-- BEGIN Data records --
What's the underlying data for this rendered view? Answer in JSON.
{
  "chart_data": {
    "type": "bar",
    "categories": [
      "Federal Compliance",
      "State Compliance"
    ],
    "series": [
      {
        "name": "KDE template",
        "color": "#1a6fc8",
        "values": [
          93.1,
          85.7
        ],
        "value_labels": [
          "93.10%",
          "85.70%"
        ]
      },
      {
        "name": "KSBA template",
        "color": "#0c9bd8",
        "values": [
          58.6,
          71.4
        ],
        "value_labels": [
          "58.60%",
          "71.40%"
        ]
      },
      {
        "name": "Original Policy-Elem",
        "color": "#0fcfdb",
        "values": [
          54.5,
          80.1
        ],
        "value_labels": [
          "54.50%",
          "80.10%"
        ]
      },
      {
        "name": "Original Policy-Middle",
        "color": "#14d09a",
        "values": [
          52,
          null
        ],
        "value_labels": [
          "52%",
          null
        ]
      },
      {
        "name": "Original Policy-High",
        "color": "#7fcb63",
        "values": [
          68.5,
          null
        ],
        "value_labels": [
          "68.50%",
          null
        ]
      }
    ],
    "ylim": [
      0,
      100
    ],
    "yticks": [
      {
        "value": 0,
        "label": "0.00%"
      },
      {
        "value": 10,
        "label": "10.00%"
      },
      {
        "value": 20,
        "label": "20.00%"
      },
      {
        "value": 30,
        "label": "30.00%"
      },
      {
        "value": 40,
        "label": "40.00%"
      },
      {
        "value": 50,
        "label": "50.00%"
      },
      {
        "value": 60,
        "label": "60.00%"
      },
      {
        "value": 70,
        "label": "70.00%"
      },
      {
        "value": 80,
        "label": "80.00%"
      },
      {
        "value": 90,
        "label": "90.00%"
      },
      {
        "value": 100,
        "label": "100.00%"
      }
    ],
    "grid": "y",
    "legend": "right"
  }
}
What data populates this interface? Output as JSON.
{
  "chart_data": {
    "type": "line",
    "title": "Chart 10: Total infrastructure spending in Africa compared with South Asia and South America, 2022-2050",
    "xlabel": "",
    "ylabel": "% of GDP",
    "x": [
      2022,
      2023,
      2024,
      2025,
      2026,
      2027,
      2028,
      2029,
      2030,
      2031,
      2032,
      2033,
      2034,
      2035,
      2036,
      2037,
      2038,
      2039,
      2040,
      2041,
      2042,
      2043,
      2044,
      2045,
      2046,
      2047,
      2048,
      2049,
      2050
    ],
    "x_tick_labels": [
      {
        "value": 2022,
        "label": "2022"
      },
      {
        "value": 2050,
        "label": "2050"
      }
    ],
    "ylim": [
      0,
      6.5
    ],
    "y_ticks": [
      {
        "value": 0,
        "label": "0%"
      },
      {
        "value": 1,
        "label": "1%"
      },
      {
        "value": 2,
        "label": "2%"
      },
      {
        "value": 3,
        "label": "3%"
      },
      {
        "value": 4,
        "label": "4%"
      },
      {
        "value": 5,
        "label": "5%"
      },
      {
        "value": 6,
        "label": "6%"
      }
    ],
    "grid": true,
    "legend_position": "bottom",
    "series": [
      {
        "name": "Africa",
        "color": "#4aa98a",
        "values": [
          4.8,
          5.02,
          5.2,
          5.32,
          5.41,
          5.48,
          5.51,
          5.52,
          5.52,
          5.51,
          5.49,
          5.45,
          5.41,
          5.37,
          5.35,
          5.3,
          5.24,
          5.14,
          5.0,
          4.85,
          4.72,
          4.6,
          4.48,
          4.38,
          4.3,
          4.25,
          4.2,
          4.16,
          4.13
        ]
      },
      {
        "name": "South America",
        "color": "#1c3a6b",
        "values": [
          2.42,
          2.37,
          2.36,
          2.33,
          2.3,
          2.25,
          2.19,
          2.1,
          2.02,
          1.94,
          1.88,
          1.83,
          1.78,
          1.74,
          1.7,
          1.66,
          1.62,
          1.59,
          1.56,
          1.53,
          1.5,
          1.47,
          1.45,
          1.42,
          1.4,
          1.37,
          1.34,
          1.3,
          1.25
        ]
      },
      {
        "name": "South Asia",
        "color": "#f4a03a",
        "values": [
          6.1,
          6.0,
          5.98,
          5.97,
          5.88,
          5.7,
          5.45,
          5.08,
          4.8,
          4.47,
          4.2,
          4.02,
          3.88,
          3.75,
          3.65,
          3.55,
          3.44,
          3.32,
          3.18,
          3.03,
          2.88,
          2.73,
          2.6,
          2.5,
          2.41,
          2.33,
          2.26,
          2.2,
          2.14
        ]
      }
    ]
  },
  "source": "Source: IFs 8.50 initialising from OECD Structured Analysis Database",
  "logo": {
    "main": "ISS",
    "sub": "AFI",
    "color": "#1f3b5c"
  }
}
-- END Data records --
- [Direction]: Identify the lines in the records above that contain the word "Original", then state how many there are and nothing more.

- [Exercise result]: 3